WRITTEN TASK
Copy the data word for word, keeping every line.

GIVEN ENTRIES
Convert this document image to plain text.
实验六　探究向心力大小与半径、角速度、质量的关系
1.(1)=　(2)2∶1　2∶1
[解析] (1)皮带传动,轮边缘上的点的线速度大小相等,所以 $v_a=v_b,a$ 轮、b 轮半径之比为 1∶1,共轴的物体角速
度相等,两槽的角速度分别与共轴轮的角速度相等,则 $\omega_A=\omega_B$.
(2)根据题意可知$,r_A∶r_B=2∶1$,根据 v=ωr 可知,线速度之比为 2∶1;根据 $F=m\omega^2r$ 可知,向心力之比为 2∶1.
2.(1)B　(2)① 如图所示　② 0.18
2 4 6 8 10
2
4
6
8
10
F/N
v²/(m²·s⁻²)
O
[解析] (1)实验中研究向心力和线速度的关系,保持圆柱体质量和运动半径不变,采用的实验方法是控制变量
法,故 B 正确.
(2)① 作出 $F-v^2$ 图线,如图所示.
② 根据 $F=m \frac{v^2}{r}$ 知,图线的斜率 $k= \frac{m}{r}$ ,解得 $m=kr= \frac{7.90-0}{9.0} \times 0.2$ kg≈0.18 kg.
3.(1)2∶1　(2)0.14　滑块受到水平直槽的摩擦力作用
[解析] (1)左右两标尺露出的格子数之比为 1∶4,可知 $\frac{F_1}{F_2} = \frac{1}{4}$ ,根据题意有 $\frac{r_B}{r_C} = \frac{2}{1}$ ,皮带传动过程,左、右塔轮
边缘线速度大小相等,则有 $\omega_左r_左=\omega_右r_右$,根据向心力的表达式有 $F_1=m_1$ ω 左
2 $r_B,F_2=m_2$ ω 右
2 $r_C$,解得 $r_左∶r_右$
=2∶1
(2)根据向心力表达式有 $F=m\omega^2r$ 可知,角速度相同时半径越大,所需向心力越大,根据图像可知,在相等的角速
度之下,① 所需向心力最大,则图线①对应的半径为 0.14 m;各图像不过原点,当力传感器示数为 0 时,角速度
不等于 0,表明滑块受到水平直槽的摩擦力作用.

WRITTEN SOLUTION
Convert this document image to plain text.
实验六　探究向心力大小与半径、角速度、质量的关系
1.(1)=　(2)2∶1　2∶1
[解析] (1)皮带传动,轮边缘上的点的线速度大小相等,所以 $v_a=v_b,a$ 轮、b 轮半径之比为 1∶1,共轴的物体角速
度相等,两槽的角速度分别与共轴轮的角速度相等,则 $\omega_A=\omega_B$.
(2)根据题意可知$,r_A∶r_B=2∶1$,根据 v=ωr 可知,线速度之比为 2∶1;根据 $F=m\omega^2r$ 可知,向心力之比为 2∶1.
2.(1)B　(2)① 如图所示　② 0.18
2 4 6 8 10
2
4
6
8
10
F/N
v²/(m²·s⁻²)
O
[解析] (1)实验中研究向心力和线速度的关系,保持圆柱体质量和运动半径不变,采用的实验方法是控制变量
法,故 B 正确.
(2)① 作出 $F-v^2$ 图线,如图所示.
② 根据 $F=m \frac{v^2}{r}$ 知,图线的斜率 $k= \frac{m}{r}$ ,解得 $m=kr= \frac{7.90-0}{9.0} \times 0.2$ kg≈0.18 kg.
3.(1)2∶1　(2)0.14　滑块受到水平直槽的摩擦力作用
[解析] (1)左右两标尺露出的格子数之比为 1∶4,可知 $\frac{F_1}{F_2} = \frac{1}{4}$ ,根据题意有 $\frac{r_B}{r_C} = \frac{2}{1}$ ,皮带传动过程,左、右塔轮
边缘线速度大小相等,则有 $\omega_左r_左=\omega_右r_右$,根据向心力的表达式有 $F_1=m_1$ ω 左
2 $r_B,F_2=m_2$ ω 右
2 $r_C$,解得 $r_左∶r_右$
=2∶1
(2)根据向心力表达式有 $F=m\omega^2r$ 可知,角速度相同时半径越大,所需向心力越大,根据图像可知,在相等的角速
度之下,① 所需向心力最大,则图线①对应的半径为 0.14 m;各图像不过原点,当力传感器示数为 0 时,角速度
不等于 0,表明滑块受到水平直槽的摩擦力作用.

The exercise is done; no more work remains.